In the records that follow, locate every line with "إبان" and extract it.

Dataset entries:
------------

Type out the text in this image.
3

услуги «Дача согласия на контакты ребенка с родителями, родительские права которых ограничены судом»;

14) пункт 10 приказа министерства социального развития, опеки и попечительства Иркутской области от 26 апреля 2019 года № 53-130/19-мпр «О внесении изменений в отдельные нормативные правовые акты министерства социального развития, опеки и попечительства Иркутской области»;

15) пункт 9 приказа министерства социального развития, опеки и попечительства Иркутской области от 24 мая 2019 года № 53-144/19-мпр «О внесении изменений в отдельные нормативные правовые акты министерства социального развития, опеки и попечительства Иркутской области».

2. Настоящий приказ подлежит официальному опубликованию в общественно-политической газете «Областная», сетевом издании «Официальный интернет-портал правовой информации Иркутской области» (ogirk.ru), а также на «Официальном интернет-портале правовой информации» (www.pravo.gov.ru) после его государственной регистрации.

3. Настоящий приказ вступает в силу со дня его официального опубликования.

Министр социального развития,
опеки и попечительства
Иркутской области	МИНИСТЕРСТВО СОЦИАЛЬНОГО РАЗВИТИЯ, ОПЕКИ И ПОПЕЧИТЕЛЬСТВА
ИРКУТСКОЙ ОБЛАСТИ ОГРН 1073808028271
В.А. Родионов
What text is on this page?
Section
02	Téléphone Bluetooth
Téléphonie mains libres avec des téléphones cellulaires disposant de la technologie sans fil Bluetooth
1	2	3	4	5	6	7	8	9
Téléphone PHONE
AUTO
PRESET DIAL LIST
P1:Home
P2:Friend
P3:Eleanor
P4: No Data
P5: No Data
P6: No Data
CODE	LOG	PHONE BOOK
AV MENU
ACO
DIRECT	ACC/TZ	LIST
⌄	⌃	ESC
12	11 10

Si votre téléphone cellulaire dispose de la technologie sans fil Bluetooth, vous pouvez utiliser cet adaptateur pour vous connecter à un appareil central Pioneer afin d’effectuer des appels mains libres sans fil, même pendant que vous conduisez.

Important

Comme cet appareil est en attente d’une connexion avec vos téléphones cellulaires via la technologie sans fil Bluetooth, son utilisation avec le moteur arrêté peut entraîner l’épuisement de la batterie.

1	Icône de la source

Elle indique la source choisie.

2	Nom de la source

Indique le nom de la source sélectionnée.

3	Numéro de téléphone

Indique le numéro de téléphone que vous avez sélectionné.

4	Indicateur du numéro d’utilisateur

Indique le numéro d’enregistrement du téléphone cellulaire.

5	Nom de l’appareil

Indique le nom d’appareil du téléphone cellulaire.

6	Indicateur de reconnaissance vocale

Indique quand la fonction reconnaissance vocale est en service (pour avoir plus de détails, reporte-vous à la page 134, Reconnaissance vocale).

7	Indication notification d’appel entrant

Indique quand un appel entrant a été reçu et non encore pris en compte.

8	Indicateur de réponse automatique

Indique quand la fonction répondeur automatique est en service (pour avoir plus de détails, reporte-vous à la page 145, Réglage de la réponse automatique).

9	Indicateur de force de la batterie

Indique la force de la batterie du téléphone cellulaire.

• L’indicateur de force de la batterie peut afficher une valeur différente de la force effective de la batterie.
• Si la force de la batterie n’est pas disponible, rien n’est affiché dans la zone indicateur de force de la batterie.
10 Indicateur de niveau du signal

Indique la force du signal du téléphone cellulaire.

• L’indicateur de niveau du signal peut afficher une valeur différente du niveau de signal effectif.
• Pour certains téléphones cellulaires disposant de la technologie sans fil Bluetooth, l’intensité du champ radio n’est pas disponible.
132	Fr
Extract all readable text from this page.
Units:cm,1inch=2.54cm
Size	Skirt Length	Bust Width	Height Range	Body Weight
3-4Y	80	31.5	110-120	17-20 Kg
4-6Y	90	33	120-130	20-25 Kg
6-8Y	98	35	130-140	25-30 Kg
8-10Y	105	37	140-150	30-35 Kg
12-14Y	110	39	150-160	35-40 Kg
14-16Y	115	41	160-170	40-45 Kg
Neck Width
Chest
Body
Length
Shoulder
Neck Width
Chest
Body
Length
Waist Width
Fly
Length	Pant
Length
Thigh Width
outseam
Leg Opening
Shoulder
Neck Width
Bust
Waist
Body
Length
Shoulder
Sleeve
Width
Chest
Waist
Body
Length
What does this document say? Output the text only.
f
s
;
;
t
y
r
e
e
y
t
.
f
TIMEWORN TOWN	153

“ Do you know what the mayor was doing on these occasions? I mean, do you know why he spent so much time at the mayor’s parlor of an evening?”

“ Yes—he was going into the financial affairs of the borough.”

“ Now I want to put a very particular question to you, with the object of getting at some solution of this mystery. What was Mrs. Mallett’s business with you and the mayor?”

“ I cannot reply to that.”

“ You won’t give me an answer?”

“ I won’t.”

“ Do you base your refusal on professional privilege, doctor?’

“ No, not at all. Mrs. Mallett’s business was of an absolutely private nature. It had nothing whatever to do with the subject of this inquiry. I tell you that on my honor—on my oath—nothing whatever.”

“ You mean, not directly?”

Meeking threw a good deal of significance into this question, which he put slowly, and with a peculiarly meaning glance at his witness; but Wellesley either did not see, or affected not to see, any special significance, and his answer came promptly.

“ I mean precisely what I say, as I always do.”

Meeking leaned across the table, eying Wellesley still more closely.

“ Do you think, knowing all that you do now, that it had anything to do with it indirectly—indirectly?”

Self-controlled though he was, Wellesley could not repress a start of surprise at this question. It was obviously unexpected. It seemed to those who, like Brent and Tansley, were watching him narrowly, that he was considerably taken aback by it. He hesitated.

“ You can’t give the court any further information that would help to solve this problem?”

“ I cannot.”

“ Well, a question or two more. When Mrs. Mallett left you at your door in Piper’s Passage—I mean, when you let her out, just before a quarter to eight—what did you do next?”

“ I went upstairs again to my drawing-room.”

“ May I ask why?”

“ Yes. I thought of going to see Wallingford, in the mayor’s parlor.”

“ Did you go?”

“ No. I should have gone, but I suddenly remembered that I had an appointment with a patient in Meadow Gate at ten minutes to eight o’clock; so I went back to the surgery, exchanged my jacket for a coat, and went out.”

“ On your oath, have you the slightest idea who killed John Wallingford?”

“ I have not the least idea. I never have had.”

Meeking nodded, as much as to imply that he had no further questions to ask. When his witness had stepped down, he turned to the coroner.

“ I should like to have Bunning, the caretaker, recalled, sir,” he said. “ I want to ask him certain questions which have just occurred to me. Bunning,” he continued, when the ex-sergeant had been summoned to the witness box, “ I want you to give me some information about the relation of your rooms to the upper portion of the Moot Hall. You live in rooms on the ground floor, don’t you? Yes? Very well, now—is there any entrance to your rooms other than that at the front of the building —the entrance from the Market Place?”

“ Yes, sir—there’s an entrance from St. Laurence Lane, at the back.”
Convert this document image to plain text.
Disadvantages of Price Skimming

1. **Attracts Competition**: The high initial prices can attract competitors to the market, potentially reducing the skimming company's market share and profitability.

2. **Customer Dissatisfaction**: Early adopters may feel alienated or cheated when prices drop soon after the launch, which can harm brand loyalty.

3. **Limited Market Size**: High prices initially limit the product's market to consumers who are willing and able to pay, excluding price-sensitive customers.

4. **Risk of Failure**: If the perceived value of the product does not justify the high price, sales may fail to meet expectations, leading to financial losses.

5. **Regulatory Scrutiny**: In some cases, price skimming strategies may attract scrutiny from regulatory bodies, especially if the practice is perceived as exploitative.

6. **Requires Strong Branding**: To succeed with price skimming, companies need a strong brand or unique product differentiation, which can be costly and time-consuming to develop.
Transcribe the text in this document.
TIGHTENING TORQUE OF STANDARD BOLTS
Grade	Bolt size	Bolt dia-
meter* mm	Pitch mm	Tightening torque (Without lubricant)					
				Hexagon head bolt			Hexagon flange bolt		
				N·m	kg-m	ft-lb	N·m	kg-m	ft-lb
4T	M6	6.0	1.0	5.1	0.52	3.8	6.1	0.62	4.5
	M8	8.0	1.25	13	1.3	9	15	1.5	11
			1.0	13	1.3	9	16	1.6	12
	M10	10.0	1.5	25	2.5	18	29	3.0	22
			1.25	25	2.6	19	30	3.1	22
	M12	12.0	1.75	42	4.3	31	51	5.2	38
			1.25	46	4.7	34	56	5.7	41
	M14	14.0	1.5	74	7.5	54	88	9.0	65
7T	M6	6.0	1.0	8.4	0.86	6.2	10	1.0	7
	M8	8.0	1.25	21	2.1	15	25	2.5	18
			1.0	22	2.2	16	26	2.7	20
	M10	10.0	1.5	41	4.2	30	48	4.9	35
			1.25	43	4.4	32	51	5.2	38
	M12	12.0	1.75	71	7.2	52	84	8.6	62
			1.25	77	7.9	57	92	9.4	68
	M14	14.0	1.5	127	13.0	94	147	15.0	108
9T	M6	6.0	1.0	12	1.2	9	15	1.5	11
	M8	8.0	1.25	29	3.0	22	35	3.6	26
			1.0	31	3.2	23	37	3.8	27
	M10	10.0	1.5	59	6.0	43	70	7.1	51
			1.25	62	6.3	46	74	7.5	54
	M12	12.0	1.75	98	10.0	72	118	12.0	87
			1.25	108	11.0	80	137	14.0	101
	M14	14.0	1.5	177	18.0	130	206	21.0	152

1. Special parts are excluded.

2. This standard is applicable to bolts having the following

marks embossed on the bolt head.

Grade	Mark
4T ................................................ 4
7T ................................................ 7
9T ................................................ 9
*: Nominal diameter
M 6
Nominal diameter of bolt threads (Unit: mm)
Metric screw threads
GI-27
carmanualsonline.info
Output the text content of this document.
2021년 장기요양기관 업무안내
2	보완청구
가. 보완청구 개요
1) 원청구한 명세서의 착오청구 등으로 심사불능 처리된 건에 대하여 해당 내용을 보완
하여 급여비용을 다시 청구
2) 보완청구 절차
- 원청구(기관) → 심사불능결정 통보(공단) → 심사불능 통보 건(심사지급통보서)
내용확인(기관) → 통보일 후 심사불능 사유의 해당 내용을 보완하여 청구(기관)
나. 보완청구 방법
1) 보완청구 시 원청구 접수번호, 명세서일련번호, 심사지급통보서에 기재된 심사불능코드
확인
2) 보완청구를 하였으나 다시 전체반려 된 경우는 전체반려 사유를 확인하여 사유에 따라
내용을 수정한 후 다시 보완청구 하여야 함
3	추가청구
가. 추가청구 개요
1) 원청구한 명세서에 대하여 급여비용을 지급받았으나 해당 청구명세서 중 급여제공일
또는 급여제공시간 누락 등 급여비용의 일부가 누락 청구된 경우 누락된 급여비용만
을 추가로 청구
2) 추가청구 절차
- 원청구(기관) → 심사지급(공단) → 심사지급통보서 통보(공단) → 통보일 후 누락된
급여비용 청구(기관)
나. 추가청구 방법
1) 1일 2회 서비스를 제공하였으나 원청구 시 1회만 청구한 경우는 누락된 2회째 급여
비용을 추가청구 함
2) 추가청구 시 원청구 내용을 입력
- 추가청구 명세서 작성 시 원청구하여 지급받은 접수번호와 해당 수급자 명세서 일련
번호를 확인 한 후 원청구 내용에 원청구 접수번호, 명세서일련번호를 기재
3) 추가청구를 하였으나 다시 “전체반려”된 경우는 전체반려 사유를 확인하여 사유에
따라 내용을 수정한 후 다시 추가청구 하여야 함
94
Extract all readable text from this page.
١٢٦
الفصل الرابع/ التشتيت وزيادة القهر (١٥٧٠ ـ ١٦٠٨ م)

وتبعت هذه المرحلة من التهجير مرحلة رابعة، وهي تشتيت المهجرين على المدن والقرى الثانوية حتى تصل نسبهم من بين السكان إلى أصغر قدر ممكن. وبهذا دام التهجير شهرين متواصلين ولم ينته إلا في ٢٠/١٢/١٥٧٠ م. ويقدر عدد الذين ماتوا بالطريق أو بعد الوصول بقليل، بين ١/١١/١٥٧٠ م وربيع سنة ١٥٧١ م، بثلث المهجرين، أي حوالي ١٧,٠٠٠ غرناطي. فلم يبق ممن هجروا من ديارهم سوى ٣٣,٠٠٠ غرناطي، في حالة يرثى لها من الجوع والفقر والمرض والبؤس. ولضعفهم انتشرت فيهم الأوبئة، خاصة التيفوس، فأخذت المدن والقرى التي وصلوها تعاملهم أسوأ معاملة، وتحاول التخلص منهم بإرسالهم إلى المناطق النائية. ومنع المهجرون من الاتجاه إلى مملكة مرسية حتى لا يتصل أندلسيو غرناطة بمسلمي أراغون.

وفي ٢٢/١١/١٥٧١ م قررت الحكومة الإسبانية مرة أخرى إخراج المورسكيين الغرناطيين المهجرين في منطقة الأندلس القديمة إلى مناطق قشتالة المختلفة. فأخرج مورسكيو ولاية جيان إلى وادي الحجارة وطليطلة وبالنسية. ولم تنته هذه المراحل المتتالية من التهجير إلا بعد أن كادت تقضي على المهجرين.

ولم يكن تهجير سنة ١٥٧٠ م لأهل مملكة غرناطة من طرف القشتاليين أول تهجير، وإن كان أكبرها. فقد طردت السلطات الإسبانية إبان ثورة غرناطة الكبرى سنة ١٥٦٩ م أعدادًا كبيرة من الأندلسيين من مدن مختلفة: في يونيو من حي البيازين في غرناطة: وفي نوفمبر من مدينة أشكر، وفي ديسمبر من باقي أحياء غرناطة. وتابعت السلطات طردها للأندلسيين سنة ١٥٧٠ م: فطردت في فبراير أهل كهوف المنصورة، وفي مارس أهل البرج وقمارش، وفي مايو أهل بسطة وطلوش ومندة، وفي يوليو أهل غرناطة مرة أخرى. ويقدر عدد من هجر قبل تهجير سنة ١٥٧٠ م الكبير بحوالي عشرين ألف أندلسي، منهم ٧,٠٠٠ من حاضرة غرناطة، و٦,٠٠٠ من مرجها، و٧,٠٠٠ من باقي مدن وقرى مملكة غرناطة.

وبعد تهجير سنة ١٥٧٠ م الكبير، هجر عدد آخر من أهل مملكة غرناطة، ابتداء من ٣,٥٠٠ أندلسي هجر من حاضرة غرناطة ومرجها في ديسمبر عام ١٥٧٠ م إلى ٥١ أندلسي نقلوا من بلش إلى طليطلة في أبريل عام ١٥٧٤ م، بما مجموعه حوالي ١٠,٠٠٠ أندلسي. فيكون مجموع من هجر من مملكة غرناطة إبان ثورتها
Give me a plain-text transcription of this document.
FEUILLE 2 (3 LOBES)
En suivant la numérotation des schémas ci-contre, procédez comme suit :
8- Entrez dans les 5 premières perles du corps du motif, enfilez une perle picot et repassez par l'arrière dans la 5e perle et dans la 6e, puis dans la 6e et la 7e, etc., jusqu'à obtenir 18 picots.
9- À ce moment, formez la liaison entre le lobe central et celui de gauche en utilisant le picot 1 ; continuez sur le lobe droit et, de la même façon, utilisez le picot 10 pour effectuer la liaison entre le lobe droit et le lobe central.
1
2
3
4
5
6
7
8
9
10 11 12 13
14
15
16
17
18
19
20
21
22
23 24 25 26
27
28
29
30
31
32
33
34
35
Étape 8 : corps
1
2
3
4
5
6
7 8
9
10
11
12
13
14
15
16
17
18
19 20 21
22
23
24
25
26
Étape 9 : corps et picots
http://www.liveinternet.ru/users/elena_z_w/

------------

__The result__.
ولم يكن تهجير سنة ١٥٧٠ م لأهل مملكة غرناطة من طرف القشتاليين أول تهجير، وإن كان أكبرها. فقد طردت السلطات الإسبانية إبان ثورة غرناطة الكبرى سنة ١٥٦٩ م أعدادًا كبيرة من الأندلسيين من مدن مختلفة: في يونيو من حي البيازين في غرناطة: وفي نوفمبر من مدينة أشكر، وفي ديسمبر من باقي أحياء غرناطة. وتابعت السلطات طردها للأندلسيين سنة ١٥٧٠ م: فطردت في فبراير أهل كهوف المنصورة، وفي مارس أهل البرج وقمارش، وفي مايو أهل بسطة وطلوش ومندة، وفي يوليو أهل غرناطة مرة أخرى. ويقدر عدد من هجر قبل تهجير سنة ١٥٧٠ م الكبير بحوالي عشرين ألف أندلسي، منهم ٧,٠٠٠ من حاضرة غرناطة، و٦,٠٠٠ من مرجها، و٧,٠٠٠ من باقي مدن وقرى مملكة غرناطة.
وبعد تهجير سنة ١٥٧٠ م الكبير، هجر عدد آخر من أهل مملكة غرناطة، ابتداء من ٣,٥٠٠ أندلسي هجر من حاضرة غرناطة ومرجها في ديسمبر عام ١٥٧٠ م إلى ٥١ أندلسي نقلوا من بلش إلى طليطلة في أبريل عام ١٥٧٤ م، بما مجموعه حوالي ١٠,٠٠٠ أندلسي. فيكون مجموع من هجر من مملكة غرناطة إبان ثورتها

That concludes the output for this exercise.